TO DO
Extract every line from the records below and reproduce each one without any change.

***** RECORDS FOR THE EXERCISE

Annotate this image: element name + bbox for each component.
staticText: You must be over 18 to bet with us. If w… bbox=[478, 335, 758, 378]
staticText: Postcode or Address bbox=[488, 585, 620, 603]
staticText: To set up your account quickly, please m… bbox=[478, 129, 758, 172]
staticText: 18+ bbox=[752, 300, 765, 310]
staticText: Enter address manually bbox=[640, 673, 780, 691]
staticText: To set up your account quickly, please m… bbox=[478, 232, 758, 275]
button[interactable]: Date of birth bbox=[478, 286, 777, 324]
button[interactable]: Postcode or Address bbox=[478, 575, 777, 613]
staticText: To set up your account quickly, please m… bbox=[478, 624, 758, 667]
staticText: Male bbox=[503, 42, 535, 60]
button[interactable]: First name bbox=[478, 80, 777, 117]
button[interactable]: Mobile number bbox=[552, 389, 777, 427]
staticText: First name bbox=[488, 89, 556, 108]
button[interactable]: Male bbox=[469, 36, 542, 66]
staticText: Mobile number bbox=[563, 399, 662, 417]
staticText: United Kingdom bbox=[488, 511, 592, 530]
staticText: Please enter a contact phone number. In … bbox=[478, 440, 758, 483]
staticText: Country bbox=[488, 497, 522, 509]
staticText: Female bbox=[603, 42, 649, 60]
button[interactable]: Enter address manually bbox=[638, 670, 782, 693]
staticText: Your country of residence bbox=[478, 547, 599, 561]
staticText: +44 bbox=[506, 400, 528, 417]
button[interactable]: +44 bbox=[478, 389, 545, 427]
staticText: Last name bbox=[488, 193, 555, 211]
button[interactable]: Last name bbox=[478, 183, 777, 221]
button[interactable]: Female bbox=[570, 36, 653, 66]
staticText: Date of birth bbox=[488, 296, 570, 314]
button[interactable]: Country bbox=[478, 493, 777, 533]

**********

FULL RESPONSE
Annotate this image: element name + bbox for each component.
staticText: You must be over 18 to bet with us. If w… bbox=[478, 335, 758, 378]
staticText: Postcode or Address bbox=[488, 585, 620, 603]
staticText: To set up your account quickly, please m… bbox=[478, 129, 758, 172]
staticText: 18+ bbox=[752, 300, 765, 310]
staticText: Enter address manually bbox=[640, 673, 780, 691]
staticText: To set up your account quickly, please m… bbox=[478, 232, 758, 275]
button[interactable]: Date of birth bbox=[478, 286, 777, 324]
button[interactable]: Postcode or Address bbox=[478, 575, 777, 613]
staticText: To set up your account quickly, please m… bbox=[478, 624, 758, 667]
staticText: Male bbox=[503, 42, 535, 60]
button[interactable]: First name bbox=[478, 80, 777, 117]
button[interactable]: Mobile number bbox=[552, 389, 777, 427]
staticText: First name bbox=[488, 89, 556, 108]
button[interactable]: Male bbox=[469, 36, 542, 66]
staticText: Mobile number bbox=[563, 399, 662, 417]
staticText: United Kingdom bbox=[488, 511, 592, 530]
staticText: Please enter a contact phone number. In … bbox=[478, 440, 758, 483]
staticText: Country bbox=[488, 497, 522, 509]
staticText: Female bbox=[603, 42, 649, 60]
button[interactable]: Enter address manually bbox=[638, 670, 782, 693]
staticText: Your country of residence bbox=[478, 547, 599, 561]
staticText: +44 bbox=[506, 400, 528, 417]
button[interactable]: +44 bbox=[478, 389, 545, 427]
staticText: Last name bbox=[488, 193, 555, 211]
button[interactable]: Last name bbox=[478, 183, 777, 221]
button[interactable]: Female bbox=[570, 36, 653, 66]
staticText: Date of birth bbox=[488, 296, 570, 314]
button[interactable]: Country bbox=[478, 493, 777, 533]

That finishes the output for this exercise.